DATA LINES:
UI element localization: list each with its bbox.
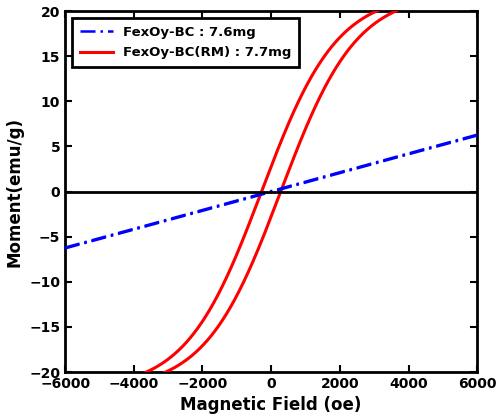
Legend: FexOy-BC : 7.6mg, FexOy-BC(RM) : 7.7mg: FexOy-BC : 7.6mg, FexOy-BC(RM) : 7.7mg [72,18,299,67]
Y-axis label: Moment(emu/g): Moment(emu/g) [6,116,24,267]
X-axis label: Magnetic Field (oe): Magnetic Field (oe) [180,396,361,415]
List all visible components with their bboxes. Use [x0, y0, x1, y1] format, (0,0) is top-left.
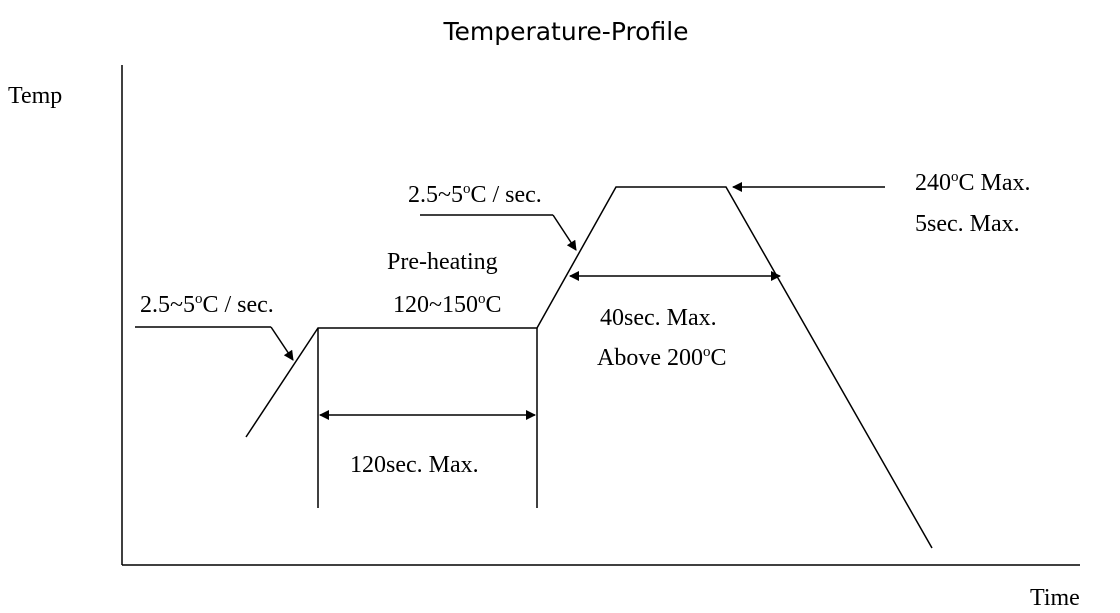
ramp-upper: 2.5~5oC / sec. [408, 181, 542, 208]
x-label: Time [1030, 585, 1080, 611]
title: Temperature-Profile [442, 17, 688, 46]
preheat-time: 120sec. Max. [350, 452, 479, 478]
peak-temp: 240oC Max. [915, 169, 1031, 196]
reflow-above: Above 200oC [597, 344, 727, 371]
reflow-time: 40sec. Max. [600, 305, 717, 331]
profile-curve [245, 186, 933, 549]
leader-arrow [270, 326, 294, 361]
ramp-left: 2.5~5oC / sec. [140, 291, 274, 318]
leader-arrow [552, 214, 577, 251]
preheat-name: Pre-heating [387, 249, 498, 275]
y-label: Temp [8, 83, 62, 109]
preheat-temp: 120~150oC [393, 291, 502, 318]
peak-time: 5sec. Max. [915, 211, 1020, 237]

STATED PROBLEM:
Output every line of the records above as a Markdown table with the columns No. and Text, numbering the rows and skipping blank lines. Leave the pictures out.

THE OUTPUT:
| No. | Text |
|---|---|
| 1 | UI element localization: list each with its bbox. |
| 2 | Legend: FexOy-BC : 7.6mg, FexOy-BC(RM) : 7.7mg: FexOy-BC : 7.6mg, FexOy-BC(RM) : 7.7mg [72,18,299,67] |
| 3 | Y-axis label: Moment(emu/g): Moment(emu/g) [6,116,24,267] |
| 4 | X-axis label: Magnetic Field (oe): Magnetic Field (oe) [180,396,361,415] |
| 5 | List all visible components with their bboxes. Use [x0, y0, x1, y1] format, (0,0) is top-left. |
| 6 | ramp-upper: 2.5~5oC / sec. [408, 181, 542, 208] |
| 7 | x-label: Time [1030, 585, 1080, 611] |
| 8 | title: Temperature-Profile [442, 17, 688, 46] |
| 9 | preheat-time: 120sec. Max. [350, 452, 479, 478] |
| 10 | peak-temp: 240oC Max. [915, 169, 1031, 196] |
| 11 | reflow-above: Above 200oC [597, 344, 727, 371] |
| 12 | reflow-time: 40sec. Max. [600, 305, 717, 331] |
| 13 | profile-curve [245, 186, 933, 549] |
| 14 | leader-arrow [270, 326, 294, 361] |
| 15 | ramp-left: 2.5~5oC / sec. [140, 291, 274, 318] |
| 16 | leader-arrow [552, 214, 577, 251] |
| 17 | preheat-name: Pre-heating [387, 249, 498, 275] |
| 18 | y-label: Temp [8, 83, 62, 109] |
| 19 | preheat-temp: 120~150oC [393, 291, 502, 318] |
| 20 | peak-time: 5sec. Max. [915, 211, 1020, 237] |